Items from a data source →
****

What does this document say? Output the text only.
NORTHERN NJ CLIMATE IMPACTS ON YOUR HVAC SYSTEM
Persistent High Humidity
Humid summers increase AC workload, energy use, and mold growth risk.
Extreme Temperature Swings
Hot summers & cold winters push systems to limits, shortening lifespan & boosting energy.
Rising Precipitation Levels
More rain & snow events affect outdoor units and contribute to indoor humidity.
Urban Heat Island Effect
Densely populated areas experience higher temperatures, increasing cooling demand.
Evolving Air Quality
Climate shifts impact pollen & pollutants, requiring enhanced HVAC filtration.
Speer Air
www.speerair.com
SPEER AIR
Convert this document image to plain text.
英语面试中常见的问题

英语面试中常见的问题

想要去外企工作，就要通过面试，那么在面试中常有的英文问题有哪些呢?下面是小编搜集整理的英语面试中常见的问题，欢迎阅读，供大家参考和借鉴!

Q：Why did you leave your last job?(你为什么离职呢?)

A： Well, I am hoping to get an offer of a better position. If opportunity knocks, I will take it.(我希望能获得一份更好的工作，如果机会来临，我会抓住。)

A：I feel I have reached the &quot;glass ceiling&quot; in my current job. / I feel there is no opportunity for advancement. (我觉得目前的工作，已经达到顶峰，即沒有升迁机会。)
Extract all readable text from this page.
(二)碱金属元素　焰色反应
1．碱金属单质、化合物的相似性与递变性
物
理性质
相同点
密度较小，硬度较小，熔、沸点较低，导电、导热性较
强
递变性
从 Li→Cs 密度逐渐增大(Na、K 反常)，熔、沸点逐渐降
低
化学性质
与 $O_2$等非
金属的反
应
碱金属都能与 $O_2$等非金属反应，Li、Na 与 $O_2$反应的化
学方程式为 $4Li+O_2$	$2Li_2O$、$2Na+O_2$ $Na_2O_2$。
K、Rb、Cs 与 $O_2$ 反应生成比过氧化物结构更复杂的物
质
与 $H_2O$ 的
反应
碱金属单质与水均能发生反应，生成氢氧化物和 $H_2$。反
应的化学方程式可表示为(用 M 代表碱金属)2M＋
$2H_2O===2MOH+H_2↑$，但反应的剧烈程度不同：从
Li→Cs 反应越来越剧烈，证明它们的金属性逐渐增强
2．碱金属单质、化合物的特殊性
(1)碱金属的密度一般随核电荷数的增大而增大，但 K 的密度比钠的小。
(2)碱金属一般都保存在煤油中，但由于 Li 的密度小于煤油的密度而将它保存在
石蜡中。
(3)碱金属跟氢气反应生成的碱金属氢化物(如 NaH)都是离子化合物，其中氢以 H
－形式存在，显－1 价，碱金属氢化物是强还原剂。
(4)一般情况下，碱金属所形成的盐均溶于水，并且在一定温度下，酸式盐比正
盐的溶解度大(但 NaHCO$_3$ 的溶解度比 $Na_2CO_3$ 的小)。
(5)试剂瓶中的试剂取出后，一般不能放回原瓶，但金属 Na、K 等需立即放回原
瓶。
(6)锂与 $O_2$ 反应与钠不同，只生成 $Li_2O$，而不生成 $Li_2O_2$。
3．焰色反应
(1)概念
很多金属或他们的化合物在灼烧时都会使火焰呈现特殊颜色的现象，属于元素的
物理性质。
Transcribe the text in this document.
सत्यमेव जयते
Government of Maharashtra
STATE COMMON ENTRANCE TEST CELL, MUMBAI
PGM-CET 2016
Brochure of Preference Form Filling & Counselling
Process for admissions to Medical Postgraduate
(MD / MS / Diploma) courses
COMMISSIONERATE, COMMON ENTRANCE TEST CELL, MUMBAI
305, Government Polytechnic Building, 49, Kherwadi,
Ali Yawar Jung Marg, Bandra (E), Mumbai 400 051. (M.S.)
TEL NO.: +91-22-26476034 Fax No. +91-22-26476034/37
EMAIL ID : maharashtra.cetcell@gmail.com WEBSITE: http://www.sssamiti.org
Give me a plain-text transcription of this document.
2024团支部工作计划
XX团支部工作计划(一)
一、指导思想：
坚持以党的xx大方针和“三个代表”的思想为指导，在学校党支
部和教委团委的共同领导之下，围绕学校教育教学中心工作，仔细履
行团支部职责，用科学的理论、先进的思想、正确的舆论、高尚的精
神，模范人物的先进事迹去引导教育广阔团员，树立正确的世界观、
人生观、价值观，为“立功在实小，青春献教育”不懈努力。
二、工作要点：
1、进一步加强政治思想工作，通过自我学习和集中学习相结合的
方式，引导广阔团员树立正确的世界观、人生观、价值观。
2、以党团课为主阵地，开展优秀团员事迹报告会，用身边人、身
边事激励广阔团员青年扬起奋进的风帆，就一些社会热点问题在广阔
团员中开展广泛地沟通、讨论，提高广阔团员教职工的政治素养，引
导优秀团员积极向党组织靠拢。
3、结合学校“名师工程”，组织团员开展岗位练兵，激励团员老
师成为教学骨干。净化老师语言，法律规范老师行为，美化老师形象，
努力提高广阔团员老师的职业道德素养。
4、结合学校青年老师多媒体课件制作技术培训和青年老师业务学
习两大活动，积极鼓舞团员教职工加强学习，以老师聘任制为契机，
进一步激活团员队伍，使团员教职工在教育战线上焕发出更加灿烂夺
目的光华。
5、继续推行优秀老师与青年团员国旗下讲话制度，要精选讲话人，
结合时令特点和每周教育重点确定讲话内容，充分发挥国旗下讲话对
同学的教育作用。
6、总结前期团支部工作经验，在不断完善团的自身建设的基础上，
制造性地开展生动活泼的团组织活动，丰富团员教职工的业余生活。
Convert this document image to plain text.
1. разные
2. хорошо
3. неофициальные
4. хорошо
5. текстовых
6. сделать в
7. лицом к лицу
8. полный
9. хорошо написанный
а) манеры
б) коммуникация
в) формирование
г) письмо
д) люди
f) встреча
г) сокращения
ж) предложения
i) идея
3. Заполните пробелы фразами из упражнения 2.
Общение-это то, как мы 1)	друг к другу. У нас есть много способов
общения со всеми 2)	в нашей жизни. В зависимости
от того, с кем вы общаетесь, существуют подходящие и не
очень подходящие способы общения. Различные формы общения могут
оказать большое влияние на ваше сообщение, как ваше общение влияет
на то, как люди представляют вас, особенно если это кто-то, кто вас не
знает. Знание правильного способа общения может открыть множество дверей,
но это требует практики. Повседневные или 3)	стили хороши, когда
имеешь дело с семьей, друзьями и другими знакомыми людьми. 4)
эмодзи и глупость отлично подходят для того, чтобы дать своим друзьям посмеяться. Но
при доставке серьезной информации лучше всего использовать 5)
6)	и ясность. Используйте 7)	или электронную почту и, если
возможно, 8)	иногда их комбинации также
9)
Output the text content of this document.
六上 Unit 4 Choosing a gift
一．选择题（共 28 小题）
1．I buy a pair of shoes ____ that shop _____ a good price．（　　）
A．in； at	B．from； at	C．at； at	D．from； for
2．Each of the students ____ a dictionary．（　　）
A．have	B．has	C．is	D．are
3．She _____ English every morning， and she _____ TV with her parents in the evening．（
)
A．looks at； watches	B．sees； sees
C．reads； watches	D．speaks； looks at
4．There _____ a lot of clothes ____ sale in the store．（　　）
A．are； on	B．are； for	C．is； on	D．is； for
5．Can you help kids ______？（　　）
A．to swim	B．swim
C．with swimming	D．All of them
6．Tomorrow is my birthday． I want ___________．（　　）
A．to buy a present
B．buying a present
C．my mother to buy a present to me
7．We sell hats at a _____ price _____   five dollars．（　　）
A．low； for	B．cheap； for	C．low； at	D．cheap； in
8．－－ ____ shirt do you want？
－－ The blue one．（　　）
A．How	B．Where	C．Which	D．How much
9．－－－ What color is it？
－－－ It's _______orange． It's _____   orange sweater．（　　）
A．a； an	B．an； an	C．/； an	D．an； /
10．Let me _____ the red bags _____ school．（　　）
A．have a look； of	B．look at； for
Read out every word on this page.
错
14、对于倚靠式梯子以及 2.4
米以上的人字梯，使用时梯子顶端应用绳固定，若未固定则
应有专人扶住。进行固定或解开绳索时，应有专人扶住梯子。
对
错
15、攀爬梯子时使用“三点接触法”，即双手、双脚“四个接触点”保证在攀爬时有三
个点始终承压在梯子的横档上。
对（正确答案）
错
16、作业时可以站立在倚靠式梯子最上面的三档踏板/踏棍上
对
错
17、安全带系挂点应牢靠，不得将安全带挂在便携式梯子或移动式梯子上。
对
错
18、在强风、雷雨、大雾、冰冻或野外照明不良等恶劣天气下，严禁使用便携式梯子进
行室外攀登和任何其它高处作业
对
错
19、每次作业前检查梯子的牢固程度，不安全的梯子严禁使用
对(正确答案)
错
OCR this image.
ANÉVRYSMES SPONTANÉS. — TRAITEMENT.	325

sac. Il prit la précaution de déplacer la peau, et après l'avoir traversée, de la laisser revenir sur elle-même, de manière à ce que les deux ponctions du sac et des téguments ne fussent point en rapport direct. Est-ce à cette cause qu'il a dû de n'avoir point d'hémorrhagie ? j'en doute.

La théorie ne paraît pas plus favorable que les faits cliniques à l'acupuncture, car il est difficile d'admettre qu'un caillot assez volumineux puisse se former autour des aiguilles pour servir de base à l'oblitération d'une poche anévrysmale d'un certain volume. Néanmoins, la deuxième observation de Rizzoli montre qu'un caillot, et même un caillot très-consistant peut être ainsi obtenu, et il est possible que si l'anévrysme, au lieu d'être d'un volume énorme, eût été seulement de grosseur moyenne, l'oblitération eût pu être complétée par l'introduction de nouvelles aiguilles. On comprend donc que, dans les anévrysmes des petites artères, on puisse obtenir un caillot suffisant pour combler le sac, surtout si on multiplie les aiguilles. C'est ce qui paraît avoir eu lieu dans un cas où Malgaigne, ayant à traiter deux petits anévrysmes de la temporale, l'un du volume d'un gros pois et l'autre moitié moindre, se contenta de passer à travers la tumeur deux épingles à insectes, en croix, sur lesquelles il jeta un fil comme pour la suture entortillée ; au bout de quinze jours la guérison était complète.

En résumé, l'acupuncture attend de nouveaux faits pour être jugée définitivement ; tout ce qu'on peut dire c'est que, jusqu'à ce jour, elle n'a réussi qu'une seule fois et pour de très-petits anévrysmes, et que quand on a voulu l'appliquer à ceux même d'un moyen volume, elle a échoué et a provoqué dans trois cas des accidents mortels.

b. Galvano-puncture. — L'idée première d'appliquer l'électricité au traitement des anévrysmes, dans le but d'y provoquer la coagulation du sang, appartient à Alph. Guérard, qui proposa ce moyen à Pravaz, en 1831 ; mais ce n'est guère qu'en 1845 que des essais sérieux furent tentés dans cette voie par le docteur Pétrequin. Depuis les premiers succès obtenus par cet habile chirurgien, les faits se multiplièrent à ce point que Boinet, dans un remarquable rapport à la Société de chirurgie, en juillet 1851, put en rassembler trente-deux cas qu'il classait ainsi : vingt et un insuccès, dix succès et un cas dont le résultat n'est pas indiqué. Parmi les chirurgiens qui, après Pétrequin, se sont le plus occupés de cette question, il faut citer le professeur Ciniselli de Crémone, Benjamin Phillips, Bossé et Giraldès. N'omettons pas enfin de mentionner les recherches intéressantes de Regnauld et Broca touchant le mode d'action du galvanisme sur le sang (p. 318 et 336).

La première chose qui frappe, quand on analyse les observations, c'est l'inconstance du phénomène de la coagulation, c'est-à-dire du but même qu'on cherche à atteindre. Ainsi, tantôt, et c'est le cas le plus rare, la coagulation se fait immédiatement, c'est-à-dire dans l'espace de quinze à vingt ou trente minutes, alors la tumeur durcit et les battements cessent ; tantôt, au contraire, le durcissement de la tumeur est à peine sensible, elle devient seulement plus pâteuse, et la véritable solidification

****

TASK REQUIREMENTS → Lines that include the word "COMMON" — how many are there in the data? Answer with the number alone.

EXERCISE RESPONSE → 2